**What is asked:** List, from the lines below, each one with "sont" in it.

(Dataset items)
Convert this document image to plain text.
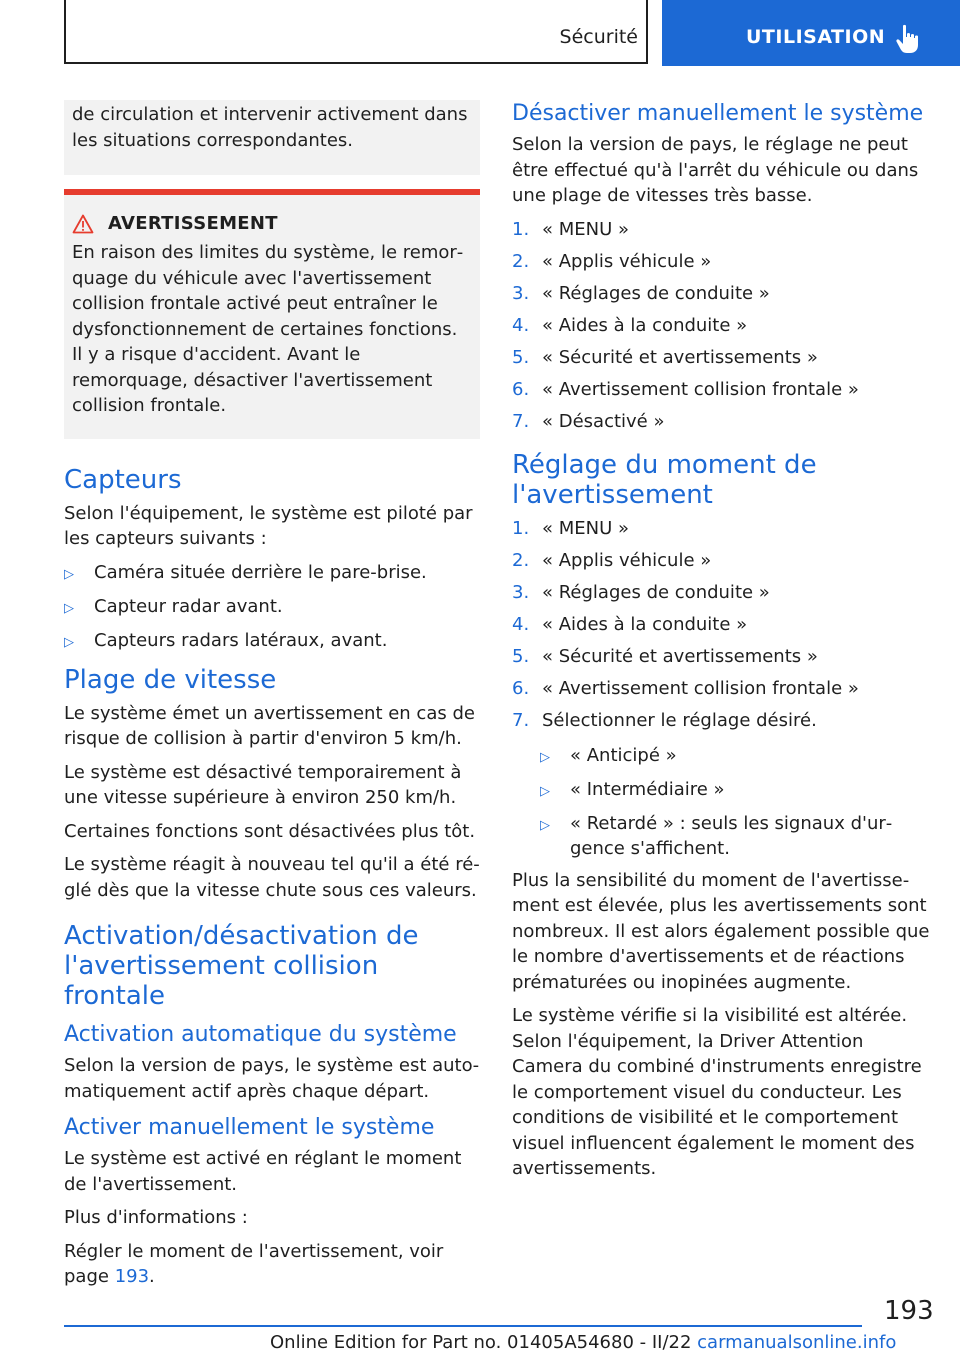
Sécurité	UTILISATION

de circulation et intervenir activement dans les situations correspondantes.

AVERTISSEMENT

En raison des limites du système, le remorquage du véhicule avec l'avertissement collision frontale activé peut entraîner le dysfonctionnement de certaines fonctions. Il y a risque d'accident. Avant le remorquage, désactiver l'avertissement collision frontale.

Capteurs

Selon l'équipement, le système est piloté par les capteurs suivants :

▷	Caméra située derrière le pare-brise.
▷	Capteur radar avant.
▷	Capteurs radars latéraux, avant.
Plage de vitesse

Le système émet un avertissement en cas de risque de collision à partir d'environ 5 km/h.

Le système est désactivé temporairement à une vitesse supérieure à environ 250 km/h.

Certaines fonctions sont désactivées plus tôt.

Le système réagit à nouveau tel qu'il a été réglé dès que la vitesse chute sous ces valeurs.

Activation/désactivation de l'avertissement collision frontale
Activation automatique du système

Selon la version de pays, le système est automatiquement actif après chaque départ.

Activer manuellement le système

Le système est activé en réglant le moment de l'avertissement.

Plus d'informations :

Régler le moment de l'avertissement, voir page 193.

Désactiver manuellement le système

Selon la version de pays, le réglage ne peut être effectué qu'à l'arrêt du véhicule ou dans une plage de vitesses très basse.

1. « MENU »
2. « Applis véhicule »
3. « Réglages de conduite »
4. « Aides à la conduite »
5. « Sécurité et avertissements »
6. « Avertissement collision frontale »
7. « Désactivé »
Réglage du moment de l'avertissement
1. « MENU »
2. « Applis véhicule »
3. « Réglages de conduite »
4. « Aides à la conduite »
5. « Sécurité et avertissements »
6. « Avertissement collision frontale »
7. Sélectionner le réglage désiré.
▷	« Anticipé »
▷	« Intermédiaire »
▷	« Retardé » : seuls les signaux d'urgence s'affichent.

Plus la sensibilité du moment de l'avertissement est élevée, plus les avertissements sont nombreux. Il est alors également possible que le nombre d'avertissements et de réactions prématurées ou inopinées augmente.

Le système vérifie si la visibilité est altérée. Selon l'équipement, la Driver Attention Camera du combiné d'instruments enregistre le comportement visuel du conducteur. Les conditions de visibilité et le comportement visuel influencent également le moment des avertissements.

193
Online Edition for Part no. 01405A54680 - II/22 carmanualsonline.info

**Reply to the exercise:**
Certaines fonctions sont désactivées plus tôt.
Plus la sensibilité du moment de l'avertissement est élevée, plus les avertissements sont nombreux. Il est alors également possible que le nombre d'avertissements et de réactions prématurées ou inopinées augmente.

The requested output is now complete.